__Do this__:
Scan the entries and tally the lines that include the string "define". Reply with the figure alone.

[Dataset records]
>> start

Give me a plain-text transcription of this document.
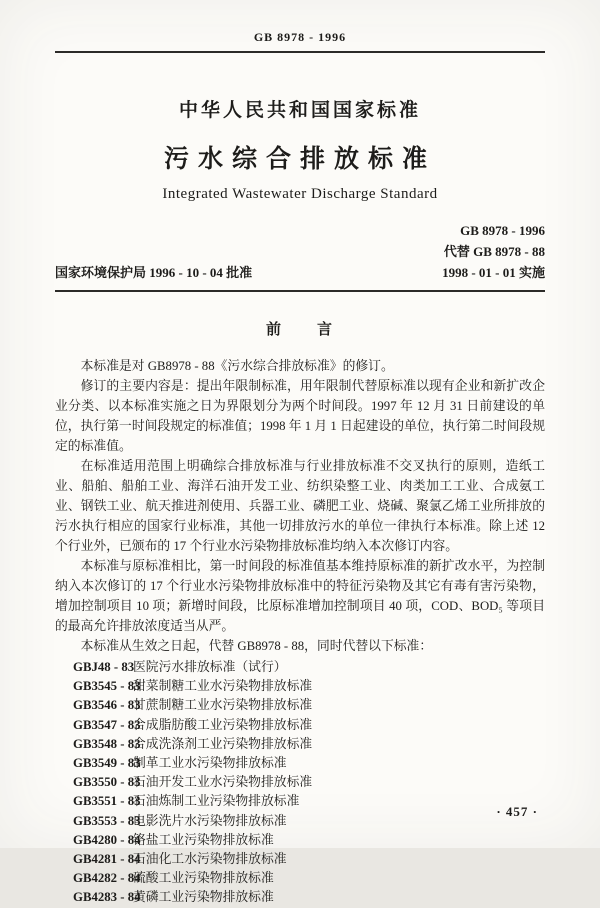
GB 8978 - 1996
中华人民共和国国家标准
污水综合排放标准
Integrated Wastewater Discharge Standard
GB 8978 - 1996
代替 GB 8978 - 88
国家环境保护局 1996 - 10 - 04 批准	1998 - 01 - 01 实施
前　　言

本标准是对 GB8978 - 88《污水综合排放标准》的修订。

修订的主要内容是：提出年限制标准，用年限制代替原标准以现有企业和新扩改企业分类、以本标准实施之日为界限划分为两个时间段。1997 年 12 月 31 日前建设的单位，执行第一时间段规定的标准值；1998 年 1 月 1 日起建设的单位，执行第二时间段规定的标准值。

在标准适用范围上明确综合排放标准与行业排放标准不交叉执行的原则，造纸工业、船舶、船舶工业、海洋石油开发工业、纺织染整工业、肉类加工工业、合成氨工业、钢铁工业、航天推进剂使用、兵器工业、磷肥工业、烧碱、聚氯乙烯工业所排放的污水执行相应的国家行业标准，其他一切排放污水的单位一律执行本标准。除上述 12 个行业外，已颁布的 17 个行业水污染物排放标准均纳入本次修订内容。

本标准与原标准相比，第一时间段的标准值基本维持原标准的新扩改水平，为控制纳入本次修订的 17 个行业水污染物排放标准中的特征污染物及其它有毒有害污染物，增加控制项目 10 项；新增时间段，比原标准增加控制项目 40 项，COD、BOD₅ 等项目的最高允许排放浓度适当从严。

本标准从生效之日起，代替 GB8978 - 88，同时代替以下标准：

GBJ48 - 83医院污水排放标准（试行）
GB3545 - 83甜菜制糖工业水污染物排放标准
GB3546 - 83甘蔗制糖工业水污染物排放标准
GB3547 - 83合成脂肪酸工业污染物排放标准
GB3548 - 83合成洗涤剂工业污染物排放标准
GB3549 - 83制革工业水污染物排放标准
GB3550 - 83石油开发工业水污染物排放标准
GB3551 - 83石油炼制工业污染物排放标准
GB3553 - 83电影洗片水污染物排放标准
GB4280 - 84铬盐工业污染物排放标准
GB4281 - 84石油化工水污染物排放标准
GB4282 - 84硫酸工业污染物排放标准
GB4283 - 84黄磷工业污染物排放标准
· 457 ·
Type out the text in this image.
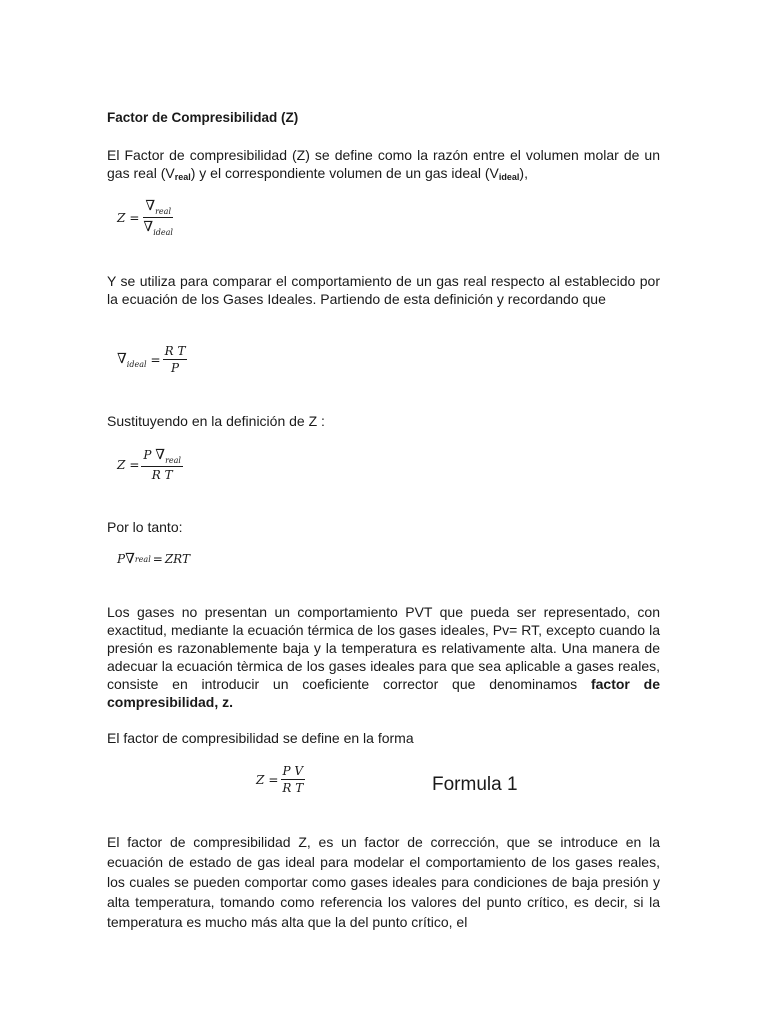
Factor de Compresibilidad (Z)

El Factor de compresibilidad (Z) se define como la razón entre el volumen molar de un gas real $(V_{real})$ y el correspondiente volumen de un gas ideal $(V_{ideal})$,

$Z = \frac{\nabla_{real}}{\nabla_{ideal}}$

Y se utiliza para comparar el comportamiento de un gas real respecto al establecido por la ecuación de los Gases Ideales. Partiendo de esta definición y recordando que

$\nabla_{ideal} = \frac{\text{R T}}{P}$

Sustituyendo en la definición de Z :

$Z = \frac{P \nabla_{real}}{\text{R T}}$

Por lo tanto:

P ∇ real = ZRT

Los gases no presentan un comportamiento PVT que pueda ser representado, con exactitud, mediante la ecuación térmica de los gases ideales, Pv= RT, excepto cuando la presión es razonablemente baja y la temperatura es relativamente alta. Una manera de adecuar la ecuación tèrmica de los gases ideales para que sea aplicable a gases reales, consiste en introducir un coeficiente corrector que denominamos factor de compresibilidad, z.

El factor de compresibilidad se define en la forma

$Z = \frac{\text{P V}}{\text{R T}}$	Formula 1

El factor de compresibilidad Z, es un factor de corrección, que se introduce en la ecuación de estado de gas ideal para modelar el comportamiento de los gases reales, los cuales se pueden comportar como gases ideales para condiciones de baja presión y alta temperatura, tomando como referencia los valores del punto crítico, es decir, si la temperatura es mucho más alta que la del punto crítico, el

>> end

__Finished exercise__:
2